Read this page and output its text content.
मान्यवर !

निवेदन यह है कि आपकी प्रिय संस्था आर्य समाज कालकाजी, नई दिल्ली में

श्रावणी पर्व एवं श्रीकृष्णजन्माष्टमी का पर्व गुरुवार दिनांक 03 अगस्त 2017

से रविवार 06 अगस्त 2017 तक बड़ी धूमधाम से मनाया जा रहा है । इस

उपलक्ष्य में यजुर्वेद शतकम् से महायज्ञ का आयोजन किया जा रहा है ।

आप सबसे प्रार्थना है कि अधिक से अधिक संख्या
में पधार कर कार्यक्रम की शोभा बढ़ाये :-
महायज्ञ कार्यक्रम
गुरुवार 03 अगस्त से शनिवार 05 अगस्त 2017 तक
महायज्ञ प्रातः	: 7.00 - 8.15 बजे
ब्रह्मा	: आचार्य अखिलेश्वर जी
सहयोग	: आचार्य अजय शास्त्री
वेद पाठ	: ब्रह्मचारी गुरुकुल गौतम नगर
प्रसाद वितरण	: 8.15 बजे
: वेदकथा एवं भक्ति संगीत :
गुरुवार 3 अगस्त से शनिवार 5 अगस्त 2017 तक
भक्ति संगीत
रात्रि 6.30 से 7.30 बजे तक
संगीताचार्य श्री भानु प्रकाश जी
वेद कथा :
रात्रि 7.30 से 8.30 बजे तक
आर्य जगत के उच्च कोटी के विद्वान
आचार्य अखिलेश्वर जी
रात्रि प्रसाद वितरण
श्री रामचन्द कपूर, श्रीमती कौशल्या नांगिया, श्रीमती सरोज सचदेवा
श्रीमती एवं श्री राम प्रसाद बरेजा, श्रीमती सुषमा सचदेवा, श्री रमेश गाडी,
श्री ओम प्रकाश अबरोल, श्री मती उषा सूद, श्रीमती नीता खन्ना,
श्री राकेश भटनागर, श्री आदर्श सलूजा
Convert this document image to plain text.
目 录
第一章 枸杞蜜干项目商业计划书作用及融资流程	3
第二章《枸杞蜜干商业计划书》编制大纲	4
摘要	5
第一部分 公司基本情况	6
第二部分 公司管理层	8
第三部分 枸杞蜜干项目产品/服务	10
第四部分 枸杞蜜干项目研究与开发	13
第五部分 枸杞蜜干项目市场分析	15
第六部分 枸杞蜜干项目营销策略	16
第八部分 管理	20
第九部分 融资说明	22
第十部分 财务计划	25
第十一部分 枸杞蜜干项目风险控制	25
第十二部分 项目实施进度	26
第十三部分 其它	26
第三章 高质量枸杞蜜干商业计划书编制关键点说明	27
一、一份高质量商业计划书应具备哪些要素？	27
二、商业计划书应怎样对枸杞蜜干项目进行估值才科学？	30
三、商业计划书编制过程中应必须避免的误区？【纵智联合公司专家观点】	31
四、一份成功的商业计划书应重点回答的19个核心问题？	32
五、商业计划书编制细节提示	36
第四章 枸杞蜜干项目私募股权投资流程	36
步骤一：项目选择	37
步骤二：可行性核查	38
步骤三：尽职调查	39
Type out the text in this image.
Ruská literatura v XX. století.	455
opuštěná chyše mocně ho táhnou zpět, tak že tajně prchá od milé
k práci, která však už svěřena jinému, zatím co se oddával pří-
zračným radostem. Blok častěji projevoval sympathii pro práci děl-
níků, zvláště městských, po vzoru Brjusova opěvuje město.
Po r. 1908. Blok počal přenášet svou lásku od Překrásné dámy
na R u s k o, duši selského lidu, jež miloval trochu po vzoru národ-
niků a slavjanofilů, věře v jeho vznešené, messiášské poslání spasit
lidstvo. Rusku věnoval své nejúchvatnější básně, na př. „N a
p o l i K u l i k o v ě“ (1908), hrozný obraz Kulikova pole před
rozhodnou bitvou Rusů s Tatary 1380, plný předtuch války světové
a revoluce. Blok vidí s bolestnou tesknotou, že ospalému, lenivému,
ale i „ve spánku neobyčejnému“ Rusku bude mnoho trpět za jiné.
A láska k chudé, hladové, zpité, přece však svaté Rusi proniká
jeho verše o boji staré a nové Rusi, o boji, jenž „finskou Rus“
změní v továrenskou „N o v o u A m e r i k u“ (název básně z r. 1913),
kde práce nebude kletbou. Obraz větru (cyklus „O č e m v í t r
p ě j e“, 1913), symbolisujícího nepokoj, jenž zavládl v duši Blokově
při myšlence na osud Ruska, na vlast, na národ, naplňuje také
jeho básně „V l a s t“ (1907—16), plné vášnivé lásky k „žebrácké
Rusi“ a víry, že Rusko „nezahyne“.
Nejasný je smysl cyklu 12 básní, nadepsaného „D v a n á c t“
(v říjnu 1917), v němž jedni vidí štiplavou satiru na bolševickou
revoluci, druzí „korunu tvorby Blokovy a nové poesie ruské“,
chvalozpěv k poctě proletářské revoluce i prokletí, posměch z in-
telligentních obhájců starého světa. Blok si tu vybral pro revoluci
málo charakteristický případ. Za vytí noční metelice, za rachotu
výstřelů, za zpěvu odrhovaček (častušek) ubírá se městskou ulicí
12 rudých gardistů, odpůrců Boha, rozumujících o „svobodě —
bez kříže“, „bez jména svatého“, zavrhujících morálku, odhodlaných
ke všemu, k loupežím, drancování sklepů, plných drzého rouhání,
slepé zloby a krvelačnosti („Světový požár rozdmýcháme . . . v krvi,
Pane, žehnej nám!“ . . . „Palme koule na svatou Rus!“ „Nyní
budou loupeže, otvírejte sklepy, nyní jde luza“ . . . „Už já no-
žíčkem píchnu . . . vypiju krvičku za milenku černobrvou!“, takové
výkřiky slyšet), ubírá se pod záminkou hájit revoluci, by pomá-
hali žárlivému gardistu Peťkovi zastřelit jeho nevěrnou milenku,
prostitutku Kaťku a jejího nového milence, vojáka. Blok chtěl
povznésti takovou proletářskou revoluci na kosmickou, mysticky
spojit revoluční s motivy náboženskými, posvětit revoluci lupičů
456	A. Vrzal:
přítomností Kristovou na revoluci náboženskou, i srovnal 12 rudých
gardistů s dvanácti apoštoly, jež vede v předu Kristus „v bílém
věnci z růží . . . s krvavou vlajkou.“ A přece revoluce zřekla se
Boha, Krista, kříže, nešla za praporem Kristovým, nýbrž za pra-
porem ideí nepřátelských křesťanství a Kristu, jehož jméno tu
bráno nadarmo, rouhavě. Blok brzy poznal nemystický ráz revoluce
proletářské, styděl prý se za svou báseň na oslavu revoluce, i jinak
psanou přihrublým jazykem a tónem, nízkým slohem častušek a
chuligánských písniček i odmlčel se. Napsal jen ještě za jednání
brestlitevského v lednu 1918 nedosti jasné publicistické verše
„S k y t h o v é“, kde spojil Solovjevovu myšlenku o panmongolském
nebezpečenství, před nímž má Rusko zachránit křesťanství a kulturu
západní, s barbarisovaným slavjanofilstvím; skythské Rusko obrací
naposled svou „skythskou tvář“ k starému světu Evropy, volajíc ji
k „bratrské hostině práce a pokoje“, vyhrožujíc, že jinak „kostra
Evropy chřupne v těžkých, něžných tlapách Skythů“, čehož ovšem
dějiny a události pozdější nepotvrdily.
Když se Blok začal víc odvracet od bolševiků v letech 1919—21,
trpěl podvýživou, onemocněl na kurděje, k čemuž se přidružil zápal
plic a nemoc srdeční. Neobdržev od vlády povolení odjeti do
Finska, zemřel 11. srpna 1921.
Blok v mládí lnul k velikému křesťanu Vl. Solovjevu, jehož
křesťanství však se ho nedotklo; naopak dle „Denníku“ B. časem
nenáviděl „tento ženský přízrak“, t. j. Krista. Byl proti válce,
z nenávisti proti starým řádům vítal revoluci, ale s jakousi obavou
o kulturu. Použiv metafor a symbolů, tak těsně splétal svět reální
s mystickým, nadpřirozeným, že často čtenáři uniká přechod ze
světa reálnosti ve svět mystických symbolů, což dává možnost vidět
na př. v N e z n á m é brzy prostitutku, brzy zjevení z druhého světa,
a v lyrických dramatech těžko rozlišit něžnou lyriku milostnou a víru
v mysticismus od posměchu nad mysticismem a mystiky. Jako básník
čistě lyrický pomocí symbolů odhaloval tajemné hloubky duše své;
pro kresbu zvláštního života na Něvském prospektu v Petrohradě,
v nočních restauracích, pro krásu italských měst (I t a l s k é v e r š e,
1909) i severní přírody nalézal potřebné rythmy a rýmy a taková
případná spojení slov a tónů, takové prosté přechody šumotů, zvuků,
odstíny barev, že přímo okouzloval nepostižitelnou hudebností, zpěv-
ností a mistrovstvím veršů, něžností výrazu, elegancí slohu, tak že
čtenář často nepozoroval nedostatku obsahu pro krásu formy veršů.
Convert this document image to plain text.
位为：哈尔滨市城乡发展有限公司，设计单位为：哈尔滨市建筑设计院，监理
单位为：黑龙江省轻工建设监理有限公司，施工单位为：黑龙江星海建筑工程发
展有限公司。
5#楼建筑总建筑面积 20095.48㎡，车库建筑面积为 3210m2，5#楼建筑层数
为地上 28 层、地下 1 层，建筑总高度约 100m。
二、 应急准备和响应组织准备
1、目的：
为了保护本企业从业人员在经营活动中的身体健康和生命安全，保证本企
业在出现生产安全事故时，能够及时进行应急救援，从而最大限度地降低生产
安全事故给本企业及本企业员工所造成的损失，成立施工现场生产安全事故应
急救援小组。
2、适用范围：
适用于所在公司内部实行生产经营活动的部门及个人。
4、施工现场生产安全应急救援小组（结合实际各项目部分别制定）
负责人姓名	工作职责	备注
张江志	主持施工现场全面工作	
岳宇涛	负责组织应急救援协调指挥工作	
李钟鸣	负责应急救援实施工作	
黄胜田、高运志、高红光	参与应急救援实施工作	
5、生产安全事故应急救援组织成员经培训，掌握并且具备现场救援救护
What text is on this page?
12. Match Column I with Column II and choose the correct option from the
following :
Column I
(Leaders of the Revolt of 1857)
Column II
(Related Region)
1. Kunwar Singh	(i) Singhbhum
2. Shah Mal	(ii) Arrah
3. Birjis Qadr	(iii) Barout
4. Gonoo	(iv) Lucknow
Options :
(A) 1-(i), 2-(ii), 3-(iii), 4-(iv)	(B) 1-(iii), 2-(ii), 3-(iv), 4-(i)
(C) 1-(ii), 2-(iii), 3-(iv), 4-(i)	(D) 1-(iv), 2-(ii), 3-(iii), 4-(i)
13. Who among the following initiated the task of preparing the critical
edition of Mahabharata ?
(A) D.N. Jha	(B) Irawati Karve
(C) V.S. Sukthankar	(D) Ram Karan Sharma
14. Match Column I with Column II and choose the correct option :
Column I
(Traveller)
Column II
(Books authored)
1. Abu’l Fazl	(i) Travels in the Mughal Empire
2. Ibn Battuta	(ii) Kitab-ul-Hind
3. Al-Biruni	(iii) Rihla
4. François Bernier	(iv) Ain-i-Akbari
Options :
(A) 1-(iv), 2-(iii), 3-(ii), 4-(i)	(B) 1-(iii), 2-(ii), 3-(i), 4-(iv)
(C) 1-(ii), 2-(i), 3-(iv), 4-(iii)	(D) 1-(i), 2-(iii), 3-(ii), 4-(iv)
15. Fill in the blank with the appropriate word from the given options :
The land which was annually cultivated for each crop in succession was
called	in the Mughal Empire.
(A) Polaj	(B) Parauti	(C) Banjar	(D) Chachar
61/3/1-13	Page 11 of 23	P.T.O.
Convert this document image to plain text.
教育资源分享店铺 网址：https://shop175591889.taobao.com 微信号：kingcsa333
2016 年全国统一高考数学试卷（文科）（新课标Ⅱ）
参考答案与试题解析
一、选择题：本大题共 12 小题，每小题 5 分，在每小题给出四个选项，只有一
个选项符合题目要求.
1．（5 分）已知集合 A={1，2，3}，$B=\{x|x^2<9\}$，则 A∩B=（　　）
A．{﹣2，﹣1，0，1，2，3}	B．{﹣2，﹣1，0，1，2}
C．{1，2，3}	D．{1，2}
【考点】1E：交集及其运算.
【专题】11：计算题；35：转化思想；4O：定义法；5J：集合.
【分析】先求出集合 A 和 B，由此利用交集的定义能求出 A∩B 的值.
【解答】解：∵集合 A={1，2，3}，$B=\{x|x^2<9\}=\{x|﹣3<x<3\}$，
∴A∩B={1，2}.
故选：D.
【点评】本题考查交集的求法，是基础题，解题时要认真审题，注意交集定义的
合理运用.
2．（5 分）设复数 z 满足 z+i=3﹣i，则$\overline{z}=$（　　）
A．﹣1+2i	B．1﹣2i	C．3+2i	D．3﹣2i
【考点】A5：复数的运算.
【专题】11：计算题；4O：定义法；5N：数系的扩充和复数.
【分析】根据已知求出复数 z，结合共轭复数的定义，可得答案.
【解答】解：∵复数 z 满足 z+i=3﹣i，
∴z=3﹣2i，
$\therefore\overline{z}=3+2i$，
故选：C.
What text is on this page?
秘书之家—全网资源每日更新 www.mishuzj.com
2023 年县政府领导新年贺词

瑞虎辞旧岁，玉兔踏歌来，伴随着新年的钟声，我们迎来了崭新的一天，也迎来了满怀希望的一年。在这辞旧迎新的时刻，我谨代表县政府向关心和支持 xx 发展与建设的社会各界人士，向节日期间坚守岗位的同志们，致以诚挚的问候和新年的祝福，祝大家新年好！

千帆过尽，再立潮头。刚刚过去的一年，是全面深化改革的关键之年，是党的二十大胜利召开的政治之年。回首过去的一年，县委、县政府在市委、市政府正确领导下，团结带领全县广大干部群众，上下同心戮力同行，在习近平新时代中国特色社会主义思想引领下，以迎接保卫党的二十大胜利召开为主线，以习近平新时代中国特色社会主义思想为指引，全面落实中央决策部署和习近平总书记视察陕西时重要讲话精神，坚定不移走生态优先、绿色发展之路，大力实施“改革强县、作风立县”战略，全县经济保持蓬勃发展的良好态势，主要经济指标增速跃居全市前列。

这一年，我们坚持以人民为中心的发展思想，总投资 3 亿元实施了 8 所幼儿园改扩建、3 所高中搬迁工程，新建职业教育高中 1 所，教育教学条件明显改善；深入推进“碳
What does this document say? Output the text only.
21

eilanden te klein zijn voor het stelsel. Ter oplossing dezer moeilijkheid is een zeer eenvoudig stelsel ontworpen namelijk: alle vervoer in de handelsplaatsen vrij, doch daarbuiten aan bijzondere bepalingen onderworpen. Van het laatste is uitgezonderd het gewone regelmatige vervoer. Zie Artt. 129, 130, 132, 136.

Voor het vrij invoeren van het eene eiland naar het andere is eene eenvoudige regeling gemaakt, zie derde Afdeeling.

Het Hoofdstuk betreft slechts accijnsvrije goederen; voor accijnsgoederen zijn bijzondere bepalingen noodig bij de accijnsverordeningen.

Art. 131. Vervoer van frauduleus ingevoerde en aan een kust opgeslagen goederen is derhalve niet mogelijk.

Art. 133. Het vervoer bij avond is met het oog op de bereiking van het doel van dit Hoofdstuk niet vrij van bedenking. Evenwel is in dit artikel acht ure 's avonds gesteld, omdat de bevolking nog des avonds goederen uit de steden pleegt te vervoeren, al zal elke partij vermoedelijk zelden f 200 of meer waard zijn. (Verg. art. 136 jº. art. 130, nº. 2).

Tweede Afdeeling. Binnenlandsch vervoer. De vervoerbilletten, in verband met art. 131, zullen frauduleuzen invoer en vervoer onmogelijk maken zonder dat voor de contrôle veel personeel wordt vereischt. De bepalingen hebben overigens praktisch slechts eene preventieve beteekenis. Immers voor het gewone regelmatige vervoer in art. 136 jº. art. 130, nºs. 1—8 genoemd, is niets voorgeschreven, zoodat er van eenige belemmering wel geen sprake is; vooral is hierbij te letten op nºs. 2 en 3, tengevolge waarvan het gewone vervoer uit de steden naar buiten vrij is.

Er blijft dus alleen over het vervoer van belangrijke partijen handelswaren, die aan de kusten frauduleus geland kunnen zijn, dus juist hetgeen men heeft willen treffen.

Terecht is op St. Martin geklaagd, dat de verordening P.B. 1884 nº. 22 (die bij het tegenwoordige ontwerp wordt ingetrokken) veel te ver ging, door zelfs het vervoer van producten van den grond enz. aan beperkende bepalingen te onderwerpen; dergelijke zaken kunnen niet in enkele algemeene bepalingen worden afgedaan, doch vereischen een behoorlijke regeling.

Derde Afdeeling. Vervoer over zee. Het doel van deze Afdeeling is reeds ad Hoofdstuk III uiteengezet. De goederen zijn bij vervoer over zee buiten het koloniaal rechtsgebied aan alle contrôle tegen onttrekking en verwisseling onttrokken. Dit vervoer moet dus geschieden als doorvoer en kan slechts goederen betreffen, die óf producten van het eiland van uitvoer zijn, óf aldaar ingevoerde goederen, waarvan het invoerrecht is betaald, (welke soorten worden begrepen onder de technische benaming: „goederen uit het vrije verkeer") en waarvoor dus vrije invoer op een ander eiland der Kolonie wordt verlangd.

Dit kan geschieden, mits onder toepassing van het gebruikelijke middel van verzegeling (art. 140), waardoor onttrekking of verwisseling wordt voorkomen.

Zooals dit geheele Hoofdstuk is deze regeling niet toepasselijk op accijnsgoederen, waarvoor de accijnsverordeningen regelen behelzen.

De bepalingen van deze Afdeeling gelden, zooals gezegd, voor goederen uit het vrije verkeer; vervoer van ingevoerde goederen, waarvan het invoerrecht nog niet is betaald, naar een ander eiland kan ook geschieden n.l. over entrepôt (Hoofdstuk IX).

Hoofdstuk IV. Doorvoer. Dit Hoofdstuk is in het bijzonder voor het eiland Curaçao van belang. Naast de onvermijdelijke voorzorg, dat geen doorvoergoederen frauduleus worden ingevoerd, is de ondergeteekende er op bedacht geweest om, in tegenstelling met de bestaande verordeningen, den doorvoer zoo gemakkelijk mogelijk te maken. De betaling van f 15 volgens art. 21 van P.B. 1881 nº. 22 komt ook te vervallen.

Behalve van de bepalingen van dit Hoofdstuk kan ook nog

______________________________

Goal —
Which lines hold the word "ubírá"? Copy each of them from the records.

Finished answer —
výstřelů, za zpěvu odrhovaček (častušek) ubírá se městskou ulicí
výkřiky slyšet), ubírá se pod záminkou hájit revoluci, by pomá-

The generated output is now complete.